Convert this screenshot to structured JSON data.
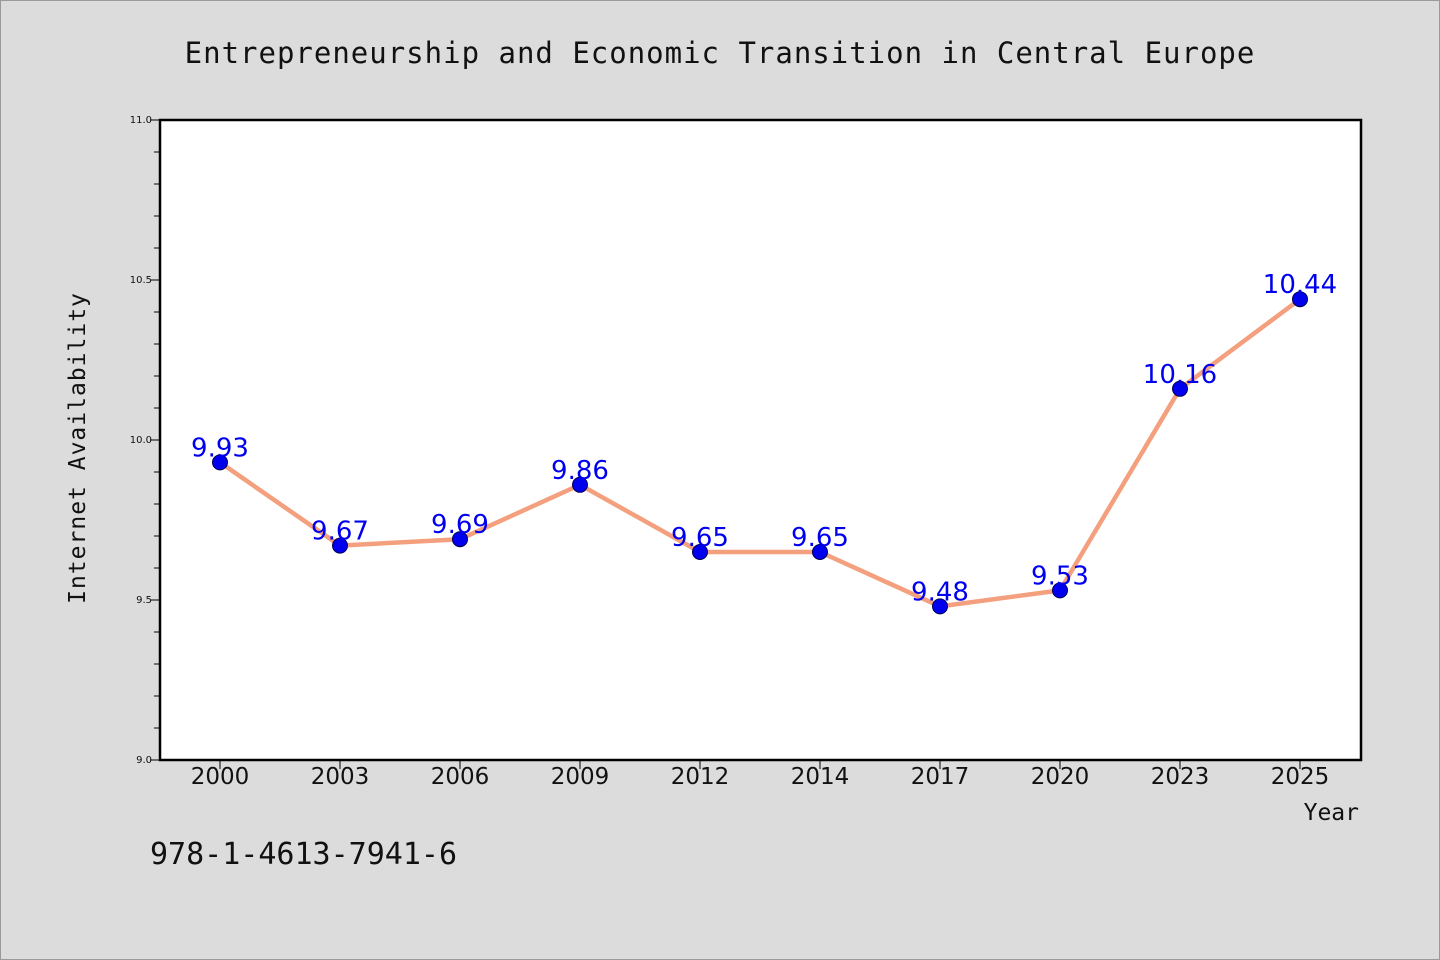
{
  "chart_data": {
    "type": "line",
    "title": "Entrepreneurship and Economic Transition in Central Europe",
    "xlabel": "Year",
    "ylabel": "Internet Availability",
    "categories": [
      "2000",
      "2003",
      "2006",
      "2009",
      "2012",
      "2014",
      "2017",
      "2020",
      "2023",
      "2025"
    ],
    "values": [
      9.93,
      9.67,
      9.69,
      9.86,
      9.65,
      9.65,
      9.48,
      9.53,
      10.16,
      10.44
    ],
    "data_labels": [
      "9.93",
      "9.67",
      "9.69",
      "9.86",
      "9.65",
      "9.65",
      "9.48",
      "9.53",
      "10.16",
      "10.44"
    ],
    "ylim": [
      9.0,
      11.0
    ],
    "yticks": [
      "9.0",
      "9.5",
      "10.0",
      "10.5",
      "11.0"
    ],
    "grid": false,
    "line_color": "#f4a07e",
    "marker_color": "#0000ee",
    "label_color": "#0000ee"
  },
  "footer": {
    "code": "978-1-4613-7941-6"
  }
}
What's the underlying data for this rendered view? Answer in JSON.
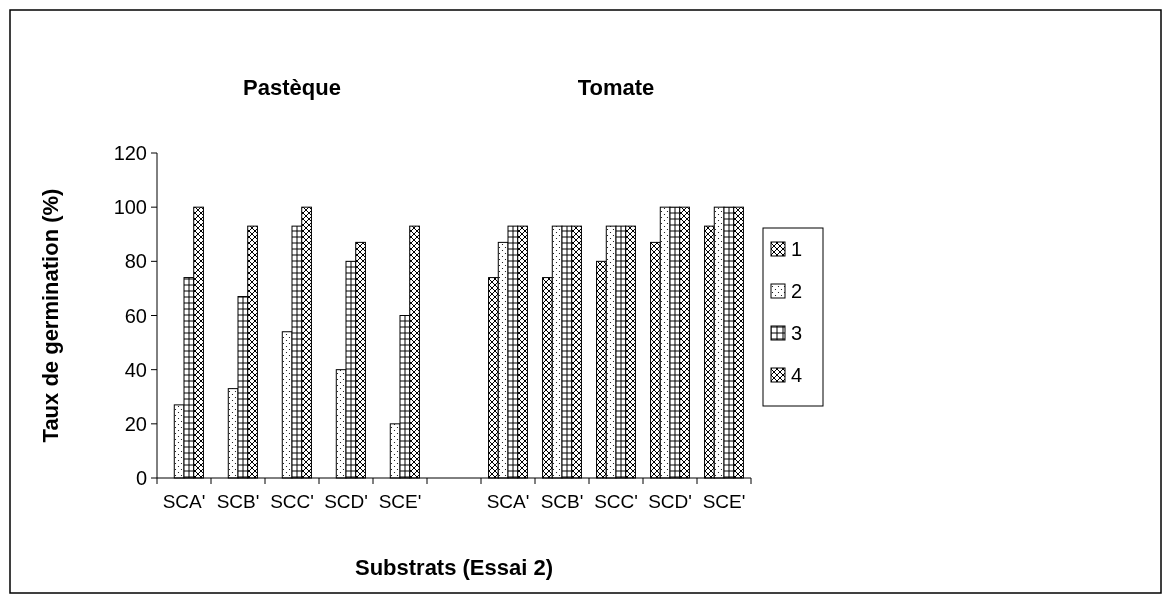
{
  "chart_data": {
    "type": "bar",
    "xlabel": "Substrats (Essai 2)",
    "ylabel": "Taux de germination (%)",
    "annotations": [
      "Pastèque",
      "Tomate"
    ],
    "categories": [
      "SCA'",
      "SCB'",
      "SCC'",
      "SCD'",
      "SCE'",
      null,
      "SCA'",
      "SCB'",
      "SCC'",
      "SCD'",
      "SCE'"
    ],
    "ylim": [
      0,
      120
    ],
    "yticks": [
      0,
      20,
      40,
      60,
      80,
      100,
      120
    ],
    "grid": false,
    "legend": "right",
    "series": [
      {
        "name": "1",
        "color": "#000000",
        "values": [
          0,
          0,
          0,
          0,
          0,
          null,
          74,
          74,
          80,
          87,
          93
        ]
      },
      {
        "name": "2",
        "color": "#000000",
        "values": [
          27,
          33,
          54,
          40,
          20,
          null,
          87,
          93,
          93,
          100,
          100
        ]
      },
      {
        "name": "3",
        "color": "#000000",
        "values": [
          74,
          67,
          93,
          80,
          60,
          null,
          93,
          93,
          93,
          100,
          100
        ]
      },
      {
        "name": "4",
        "color": "#000000",
        "values": [
          100,
          93,
          100,
          87,
          93,
          null,
          93,
          93,
          93,
          100,
          100
        ]
      }
    ]
  }
}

◇ ◇ ◇ ◇

Beginning with the line that holds "What's the underlying", output each line to the end of the material above, exactly, omitting the pictures.

What's the underlying data for this rendered view? Answer in JSON.
{
  "chart_data": {
    "type": "bar",
    "xlabel": "Substrats (Essai 2)",
    "ylabel": "Taux de germination (%)",
    "annotations": [
      "Pastèque",
      "Tomate"
    ],
    "categories": [
      "SCA'",
      "SCB'",
      "SCC'",
      "SCD'",
      "SCE'",
      null,
      "SCA'",
      "SCB'",
      "SCC'",
      "SCD'",
      "SCE'"
    ],
    "ylim": [
      0,
      120
    ],
    "yticks": [
      0,
      20,
      40,
      60,
      80,
      100,
      120
    ],
    "grid": false,
    "legend": "right",
    "series": [
      {
        "name": "1",
        "color": "#000000",
        "values": [
          0,
          0,
          0,
          0,
          0,
          null,
          74,
          74,
          80,
          87,
          93
        ]
      },
      {
        "name": "2",
        "color": "#000000",
        "values": [
          27,
          33,
          54,
          40,
          20,
          null,
          87,
          93,
          93,
          100,
          100
        ]
      },
      {
        "name": "3",
        "color": "#000000",
        "values": [
          74,
          67,
          93,
          80,
          60,
          null,
          93,
          93,
          93,
          100,
          100
        ]
      },
      {
        "name": "4",
        "color": "#000000",
        "values": [
          100,
          93,
          100,
          87,
          93,
          null,
          93,
          93,
          93,
          100,
          100
        ]
      }
    ]
  }
}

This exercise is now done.